All lines in the data bearing the string "Panulvio" should be identified and copied.

-------------------------

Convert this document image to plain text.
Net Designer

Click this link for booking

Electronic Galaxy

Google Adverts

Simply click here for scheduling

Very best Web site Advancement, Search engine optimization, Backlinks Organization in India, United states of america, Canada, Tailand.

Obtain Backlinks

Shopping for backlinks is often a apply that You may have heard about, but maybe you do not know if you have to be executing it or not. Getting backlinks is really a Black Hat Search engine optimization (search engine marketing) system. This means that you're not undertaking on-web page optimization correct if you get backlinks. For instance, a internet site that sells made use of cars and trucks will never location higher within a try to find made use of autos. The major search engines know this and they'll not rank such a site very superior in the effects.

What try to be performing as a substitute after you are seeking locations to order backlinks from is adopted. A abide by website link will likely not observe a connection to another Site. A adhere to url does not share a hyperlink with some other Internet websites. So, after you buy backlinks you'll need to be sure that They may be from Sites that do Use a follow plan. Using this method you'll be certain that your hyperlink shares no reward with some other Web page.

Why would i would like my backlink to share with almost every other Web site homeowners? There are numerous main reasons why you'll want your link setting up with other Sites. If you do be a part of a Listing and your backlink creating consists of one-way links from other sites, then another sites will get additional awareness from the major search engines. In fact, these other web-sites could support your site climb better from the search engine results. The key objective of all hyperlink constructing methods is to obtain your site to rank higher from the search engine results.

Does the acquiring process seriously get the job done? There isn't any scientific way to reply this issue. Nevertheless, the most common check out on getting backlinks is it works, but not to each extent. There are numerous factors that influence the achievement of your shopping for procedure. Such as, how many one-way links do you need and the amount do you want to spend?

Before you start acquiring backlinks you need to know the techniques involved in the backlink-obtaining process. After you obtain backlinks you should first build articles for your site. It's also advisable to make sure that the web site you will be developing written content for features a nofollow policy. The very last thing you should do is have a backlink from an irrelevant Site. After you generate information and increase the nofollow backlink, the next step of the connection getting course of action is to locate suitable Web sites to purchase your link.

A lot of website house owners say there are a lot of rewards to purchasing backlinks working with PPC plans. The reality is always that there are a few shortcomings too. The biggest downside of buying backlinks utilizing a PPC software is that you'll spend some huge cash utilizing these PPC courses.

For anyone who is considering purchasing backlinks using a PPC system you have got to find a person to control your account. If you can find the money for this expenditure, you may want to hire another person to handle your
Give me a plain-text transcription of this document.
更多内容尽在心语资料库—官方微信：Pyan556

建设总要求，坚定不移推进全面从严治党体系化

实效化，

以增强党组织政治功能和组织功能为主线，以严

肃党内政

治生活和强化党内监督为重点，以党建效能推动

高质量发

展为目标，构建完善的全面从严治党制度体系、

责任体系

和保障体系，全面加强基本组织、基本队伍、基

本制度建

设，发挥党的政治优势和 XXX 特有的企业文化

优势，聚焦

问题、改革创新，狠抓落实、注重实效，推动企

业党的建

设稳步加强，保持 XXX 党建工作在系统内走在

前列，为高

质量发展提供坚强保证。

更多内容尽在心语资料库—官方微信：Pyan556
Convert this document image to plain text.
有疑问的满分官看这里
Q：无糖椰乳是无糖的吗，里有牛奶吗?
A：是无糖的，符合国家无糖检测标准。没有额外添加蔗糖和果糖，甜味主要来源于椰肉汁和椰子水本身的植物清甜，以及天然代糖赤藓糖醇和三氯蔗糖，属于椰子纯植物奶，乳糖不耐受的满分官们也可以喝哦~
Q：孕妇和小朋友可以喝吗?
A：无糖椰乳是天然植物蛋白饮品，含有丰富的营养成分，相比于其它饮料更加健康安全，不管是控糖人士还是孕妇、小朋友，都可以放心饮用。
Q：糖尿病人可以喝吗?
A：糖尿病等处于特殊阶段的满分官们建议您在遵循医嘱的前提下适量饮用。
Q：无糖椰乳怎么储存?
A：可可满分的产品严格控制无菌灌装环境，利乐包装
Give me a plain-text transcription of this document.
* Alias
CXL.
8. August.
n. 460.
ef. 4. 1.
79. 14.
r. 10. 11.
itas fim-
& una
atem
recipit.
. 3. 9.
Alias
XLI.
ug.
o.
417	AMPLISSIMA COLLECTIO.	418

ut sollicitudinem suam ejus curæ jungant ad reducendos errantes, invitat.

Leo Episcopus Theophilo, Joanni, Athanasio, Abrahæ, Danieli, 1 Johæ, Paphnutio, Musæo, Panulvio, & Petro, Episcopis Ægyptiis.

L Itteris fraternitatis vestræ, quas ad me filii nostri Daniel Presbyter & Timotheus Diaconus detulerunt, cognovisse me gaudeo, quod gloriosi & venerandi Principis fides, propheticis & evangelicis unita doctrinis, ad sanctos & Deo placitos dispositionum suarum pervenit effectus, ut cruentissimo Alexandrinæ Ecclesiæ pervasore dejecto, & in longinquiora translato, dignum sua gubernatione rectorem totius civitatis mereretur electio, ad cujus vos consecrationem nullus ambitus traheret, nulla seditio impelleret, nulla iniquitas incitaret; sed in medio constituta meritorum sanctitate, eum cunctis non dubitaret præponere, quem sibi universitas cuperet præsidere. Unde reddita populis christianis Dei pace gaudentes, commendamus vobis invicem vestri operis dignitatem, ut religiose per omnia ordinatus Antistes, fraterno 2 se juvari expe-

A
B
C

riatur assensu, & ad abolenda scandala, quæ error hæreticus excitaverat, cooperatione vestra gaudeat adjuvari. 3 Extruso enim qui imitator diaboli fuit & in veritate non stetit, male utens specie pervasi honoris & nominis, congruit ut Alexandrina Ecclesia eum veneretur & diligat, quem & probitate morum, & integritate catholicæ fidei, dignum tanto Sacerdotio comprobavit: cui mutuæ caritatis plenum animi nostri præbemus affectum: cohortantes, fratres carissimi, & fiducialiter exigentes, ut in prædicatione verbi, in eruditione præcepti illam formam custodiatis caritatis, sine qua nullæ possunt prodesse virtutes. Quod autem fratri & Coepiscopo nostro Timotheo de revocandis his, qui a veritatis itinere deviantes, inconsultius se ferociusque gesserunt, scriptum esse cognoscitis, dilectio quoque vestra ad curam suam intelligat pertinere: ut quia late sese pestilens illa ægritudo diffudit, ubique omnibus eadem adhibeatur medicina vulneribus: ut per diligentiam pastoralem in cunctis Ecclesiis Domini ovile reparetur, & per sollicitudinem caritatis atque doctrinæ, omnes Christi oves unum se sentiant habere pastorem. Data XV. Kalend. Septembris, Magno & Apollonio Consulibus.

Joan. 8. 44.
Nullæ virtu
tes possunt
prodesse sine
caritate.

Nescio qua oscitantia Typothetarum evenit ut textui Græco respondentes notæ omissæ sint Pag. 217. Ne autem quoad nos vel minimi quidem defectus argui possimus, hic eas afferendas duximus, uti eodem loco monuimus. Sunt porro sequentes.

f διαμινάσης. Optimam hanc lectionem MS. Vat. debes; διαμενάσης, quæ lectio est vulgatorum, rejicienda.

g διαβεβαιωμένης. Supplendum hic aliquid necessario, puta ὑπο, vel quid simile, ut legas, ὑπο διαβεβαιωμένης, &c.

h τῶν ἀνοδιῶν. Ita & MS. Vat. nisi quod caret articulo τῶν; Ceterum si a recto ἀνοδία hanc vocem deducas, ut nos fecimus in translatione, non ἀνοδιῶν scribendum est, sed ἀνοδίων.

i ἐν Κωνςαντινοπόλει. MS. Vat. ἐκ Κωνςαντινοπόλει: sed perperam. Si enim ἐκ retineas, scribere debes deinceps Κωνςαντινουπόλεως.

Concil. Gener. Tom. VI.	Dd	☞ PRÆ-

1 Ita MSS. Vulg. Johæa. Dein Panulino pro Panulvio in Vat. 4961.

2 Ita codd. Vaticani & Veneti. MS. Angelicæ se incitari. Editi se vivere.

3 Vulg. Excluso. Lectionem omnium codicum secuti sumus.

-------------------------

— Task result —
Leo Episcopus Theophilo, Joanni, Athanasio, Abrahæ, Danieli, 1 Johæ, Paphnutio, Musæo, Panulvio, & Petro, Episcopis Ægyptiis.
1 Ita MSS. Vulg. Johæa. Dein Panulino pro Panulvio in Vat. 4961.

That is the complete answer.